OBJECTIVE:
Set down every entry again word for word, please, but skip the pictures.

RECORD EXCERPTS:
— START —

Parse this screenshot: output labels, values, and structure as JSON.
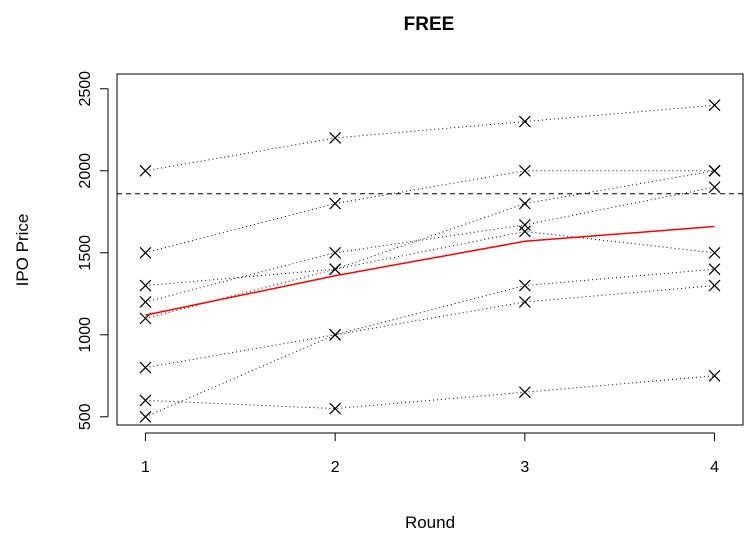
{
  "chart_data": {
    "type": "line",
    "title": "FREE",
    "xlabel": "Round",
    "ylabel": "IPO Price",
    "x": [
      1,
      2,
      3,
      4
    ],
    "x_ticks": [
      "1",
      "2",
      "3",
      "4"
    ],
    "y_ticks": [
      "500",
      "1000",
      "1500",
      "2000",
      "2500"
    ],
    "xlim": [
      0.85,
      4.15
    ],
    "ylim": [
      450,
      2590
    ],
    "grid": false,
    "series": [
      {
        "values": [
          2000,
          2200,
          2300,
          2400
        ],
        "style": "dotted",
        "marker": "x",
        "color": "#000000"
      },
      {
        "values": [
          1500,
          1800,
          2000,
          2000
        ],
        "style": "dotted",
        "marker": "x",
        "color": "#000000"
      },
      {
        "values": [
          1300,
          1400,
          1800,
          2000
        ],
        "style": "dotted",
        "marker": "x",
        "color": "#000000"
      },
      {
        "values": [
          1200,
          1500,
          1670,
          1900
        ],
        "style": "dotted",
        "marker": "x",
        "color": "#000000"
      },
      {
        "values": [
          1100,
          1400,
          1630,
          1500
        ],
        "style": "dotted",
        "marker": "x",
        "color": "#000000"
      },
      {
        "values": [
          800,
          1000,
          1300,
          1400
        ],
        "style": "dotted",
        "marker": "x",
        "color": "#000000"
      },
      {
        "values": [
          500,
          1000,
          1200,
          1300
        ],
        "style": "dotted",
        "marker": "x",
        "color": "#000000"
      },
      {
        "values": [
          600,
          550,
          650,
          750
        ],
        "style": "dotted",
        "marker": "x",
        "color": "#000000"
      },
      {
        "values": [
          1120,
          1360,
          1570,
          1660
        ],
        "style": "solid",
        "marker": "none",
        "color": "#ff0000"
      }
    ],
    "hline": {
      "y": 1860,
      "style": "dashed",
      "color": "#000000"
    }
  }
}
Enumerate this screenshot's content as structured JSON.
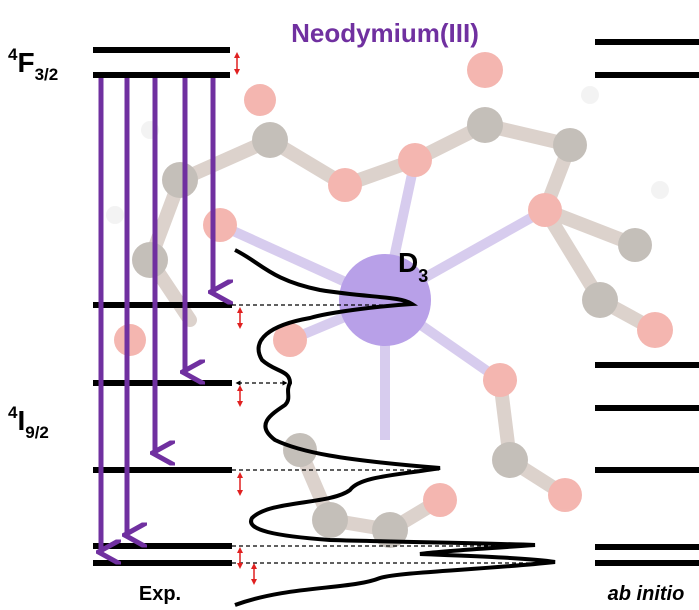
{
  "title": "Neodymium(III)",
  "upper_state": {
    "sup": "4",
    "main": "F",
    "sub": "3/2"
  },
  "lower_state": {
    "sup": "4",
    "main": "I",
    "sub": "9/2"
  },
  "symmetry": {
    "main": "D",
    "sub": "3"
  },
  "columns": {
    "left": "Exp.",
    "right": "ab initio"
  }
}
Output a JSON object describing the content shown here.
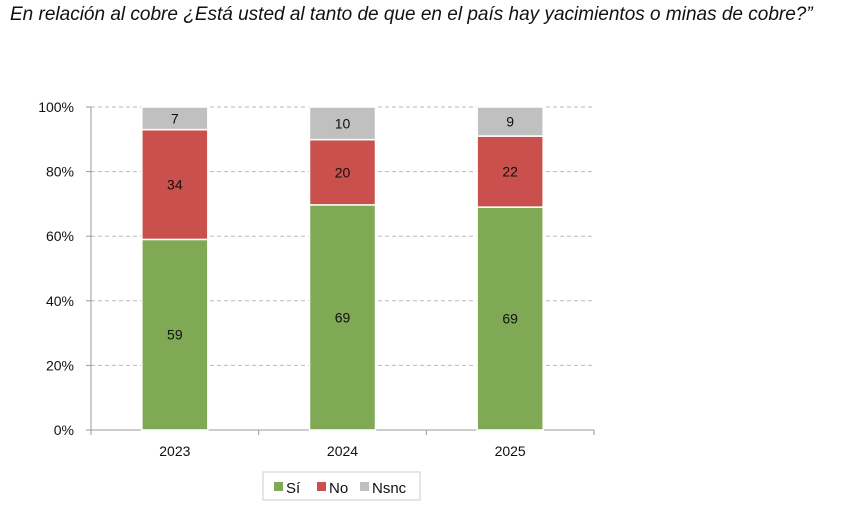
{
  "chart_data": {
    "type": "bar",
    "stacked": true,
    "title": "En relación al cobre ¿Está usted al tanto de que en el país hay yacimientos o minas de cobre?”",
    "xlabel": "",
    "ylabel": "",
    "ylim": [
      0,
      100
    ],
    "yticks": [
      "0%",
      "20%",
      "40%",
      "60%",
      "80%",
      "100%"
    ],
    "categories": [
      "2023",
      "2024",
      "2025"
    ],
    "series": [
      {
        "name": "Sí",
        "color": "#7fa954",
        "values": [
          59,
          69,
          69
        ]
      },
      {
        "name": "No",
        "color": "#c9504d",
        "values": [
          34,
          20,
          22
        ]
      },
      {
        "name": "Nsnc",
        "color": "#c0c0c0",
        "values": [
          7,
          10,
          9
        ]
      }
    ],
    "grid": true,
    "legend_position": "bottom"
  }
}
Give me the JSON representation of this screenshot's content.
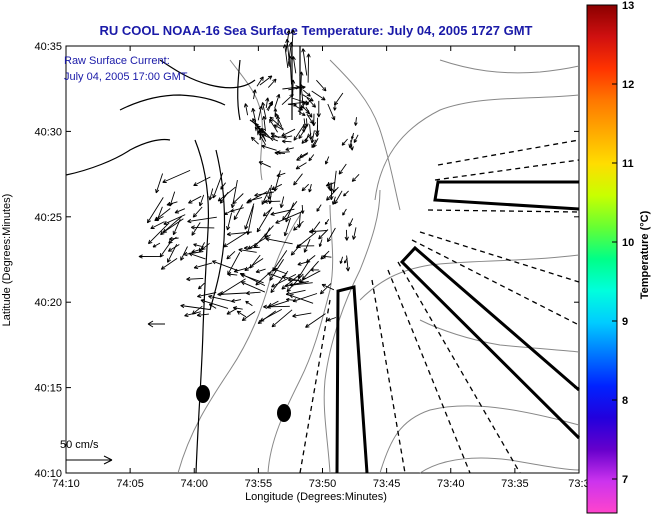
{
  "title": "RU COOL  NOAA-16  Sea Surface Temperature:  July 04, 2005 1727 GMT",
  "annotation": {
    "line1": "Raw Surface Current:",
    "line2": "July 04, 2005 17:00 GMT"
  },
  "axes": {
    "xlabel": "Longitude (Degrees:Minutes)",
    "ylabel": "Latitude (Degrees:Minutes)",
    "xticks": [
      "74:10",
      "74:05",
      "74:00",
      "73:55",
      "73:50",
      "73:45",
      "73:40",
      "73:35",
      "73:3"
    ],
    "yticks": [
      "40:35",
      "40:30",
      "40:25",
      "40:20",
      "40:15",
      "40:10"
    ]
  },
  "scale": {
    "label": "50 cm/s"
  },
  "colorbar": {
    "label": "Temperature (°C)",
    "ticks": [
      "13",
      "12",
      "11",
      "10",
      "9",
      "8",
      "7"
    ],
    "colors": [
      "#8b0000",
      "#d01010",
      "#ff3300",
      "#ff7700",
      "#ffaa00",
      "#ffdd00",
      "#c8ff00",
      "#66ff33",
      "#00ff88",
      "#00ffdd",
      "#00ccff",
      "#0077ff",
      "#0022ff",
      "#2200dd",
      "#6600cc",
      "#cc33ee",
      "#ff44cc"
    ]
  },
  "colors": {
    "title": "#1a1aa8",
    "annotation": "#1a1aa8",
    "land": "#000000",
    "contour": "#888888"
  }
}
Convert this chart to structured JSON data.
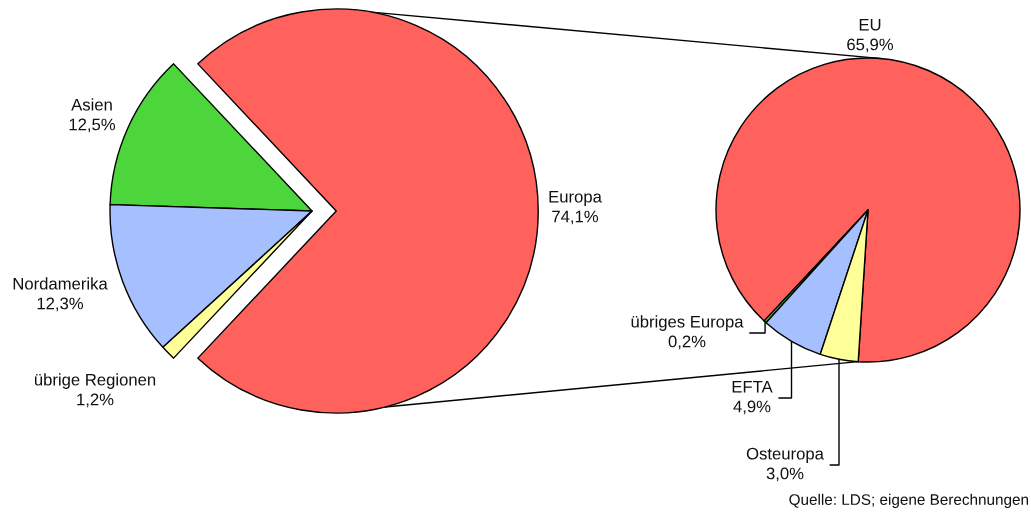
{
  "chart_data": [
    {
      "type": "pie",
      "categories": [
        "Europa",
        "Asien",
        "Nordamerika",
        "übrige Regionen"
      ],
      "values": [
        74.1,
        12.5,
        12.3,
        1.2
      ],
      "colors": [
        "#ff615c",
        "#4cd63c",
        "#a6bfff",
        "#ffff99"
      ],
      "value_labels": [
        "74,1%",
        "12,5%",
        "12,3%",
        "1,2%"
      ]
    },
    {
      "type": "pie",
      "categories": [
        "EU",
        "übriges Europa",
        "EFTA",
        "Osteuropa"
      ],
      "values": [
        65.9,
        0.2,
        4.9,
        3.0
      ],
      "colors": [
        "#ff615c",
        "#4cd63c",
        "#a6bfff",
        "#ffff99"
      ],
      "value_labels": [
        "65,9%",
        "0,2%",
        "4,9%",
        "3,0%"
      ],
      "annotations": [
        "Quelle: LDS; eigene Berechnungen"
      ]
    }
  ]
}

— END —

RESULT:
Parse this screenshot: output labels, values, and structure as JSON.
{
  "chart_data": {
    "type": "line",
    "title": "FREE",
    "xlabel": "Round",
    "ylabel": "IPO Price",
    "x": [
      1,
      2,
      3,
      4
    ],
    "x_ticks": [
      "1",
      "2",
      "3",
      "4"
    ],
    "y_ticks": [
      "500",
      "1000",
      "1500",
      "2000",
      "2500"
    ],
    "xlim": [
      0.85,
      4.15
    ],
    "ylim": [
      450,
      2590
    ],
    "grid": false,
    "series": [
      {
        "values": [
          2000,
          2200,
          2300,
          2400
        ],
        "style": "dotted",
        "marker": "x",
        "color": "#000000"
      },
      {
        "values": [
          1500,
          1800,
          2000,
          2000
        ],
        "style": "dotted",
        "marker": "x",
        "color": "#000000"
      },
      {
        "values": [
          1300,
          1400,
          1800,
          2000
        ],
        "style": "dotted",
        "marker": "x",
        "color": "#000000"
      },
      {
        "values": [
          1200,
          1500,
          1670,
          1900
        ],
        "style": "dotted",
        "marker": "x",
        "color": "#000000"
      },
      {
        "values": [
          1100,
          1400,
          1630,
          1500
        ],
        "style": "dotted",
        "marker": "x",
        "color": "#000000"
      },
      {
        "values": [
          800,
          1000,
          1300,
          1400
        ],
        "style": "dotted",
        "marker": "x",
        "color": "#000000"
      },
      {
        "values": [
          500,
          1000,
          1200,
          1300
        ],
        "style": "dotted",
        "marker": "x",
        "color": "#000000"
      },
      {
        "values": [
          600,
          550,
          650,
          750
        ],
        "style": "dotted",
        "marker": "x",
        "color": "#000000"
      },
      {
        "values": [
          1120,
          1360,
          1570,
          1660
        ],
        "style": "solid",
        "marker": "none",
        "color": "#ff0000"
      }
    ],
    "hline": {
      "y": 1860,
      "style": "dashed",
      "color": "#000000"
    }
  }
}
Enumerate this screenshot's content as structured JSON.
{
  "title": "Neodymium(III)",
  "upper_state": {
    "sup": "4",
    "main": "F",
    "sub": "3/2"
  },
  "lower_state": {
    "sup": "4",
    "main": "I",
    "sub": "9/2"
  },
  "symmetry": {
    "main": "D",
    "sub": "3"
  },
  "columns": {
    "left": "Exp.",
    "right": "ab initio"
  }
}
Output a JSON object describing the content shown here.
{
  "chart_data": {
    "type": "bar",
    "stacked": true,
    "title": "En relación al cobre ¿Está usted al tanto de que en el país hay yacimientos o minas de cobre?”",
    "xlabel": "",
    "ylabel": "",
    "ylim": [
      0,
      100
    ],
    "yticks": [
      "0%",
      "20%",
      "40%",
      "60%",
      "80%",
      "100%"
    ],
    "categories": [
      "2023",
      "2024",
      "2025"
    ],
    "series": [
      {
        "name": "Sí",
        "color": "#7fa954",
        "values": [
          59,
          69,
          69
        ]
      },
      {
        "name": "No",
        "color": "#c9504d",
        "values": [
          34,
          20,
          22
        ]
      },
      {
        "name": "Nsnc",
        "color": "#c0c0c0",
        "values": [
          7,
          10,
          9
        ]
      }
    ],
    "grid": true,
    "legend_position": "bottom"
  }
}
Give me the JSON representation of this screenshot's content.
{
  "title": "RU COOL  NOAA-16  Sea Surface Temperature:  July 04, 2005 1727 GMT",
  "annotation": {
    "line1": "Raw Surface Current:",
    "line2": "July 04, 2005 17:00 GMT"
  },
  "axes": {
    "xlabel": "Longitude (Degrees:Minutes)",
    "ylabel": "Latitude (Degrees:Minutes)",
    "xticks": [
      "74:10",
      "74:05",
      "74:00",
      "73:55",
      "73:50",
      "73:45",
      "73:40",
      "73:35",
      "73:3"
    ],
    "yticks": [
      "40:35",
      "40:30",
      "40:25",
      "40:20",
      "40:15",
      "40:10"
    ]
  },
  "scale": {
    "label": "50 cm/s"
  },
  "colorbar": {
    "label": "Temperature (°C)",
    "ticks": [
      "13",
      "12",
      "11",
      "10",
      "9",
      "8",
      "7"
    ],
    "colors": [
      "#8b0000",
      "#d01010",
      "#ff3300",
      "#ff7700",
      "#ffaa00",
      "#ffdd00",
      "#c8ff00",
      "#66ff33",
      "#00ff88",
      "#00ffdd",
      "#00ccff",
      "#0077ff",
      "#0022ff",
      "#2200dd",
      "#6600cc",
      "#cc33ee",
      "#ff44cc"
    ]
  },
  "colors": {
    "title": "#1a1aa8",
    "annotation": "#1a1aa8",
    "land": "#000000",
    "contour": "#888888"
  }
}
Convert this chart to structured JSON data.
{
  "chart_data": [
    {
      "type": "pie",
      "categories": [
        "Europa",
        "Asien",
        "Nordamerika",
        "übrige Regionen"
      ],
      "values": [
        74.1,
        12.5,
        12.3,
        1.2
      ],
      "colors": [
        "#ff615c",
        "#4cd63c",
        "#a6bfff",
        "#ffff99"
      ],
      "value_labels": [
        "74,1%",
        "12,5%",
        "12,3%",
        "1,2%"
      ]
    },
    {
      "type": "pie",
      "categories": [
        "EU",
        "übriges Europa",
        "EFTA",
        "Osteuropa"
      ],
      "values": [
        65.9,
        0.2,
        4.9,
        3.0
      ],
      "colors": [
        "#ff615c",
        "#4cd63c",
        "#a6bfff",
        "#ffff99"
      ],
      "value_labels": [
        "65,9%",
        "0,2%",
        "4,9%",
        "3,0%"
      ],
      "annotations": [
        "Quelle: LDS; eigene Berechnungen"
      ]
    }
  ]
}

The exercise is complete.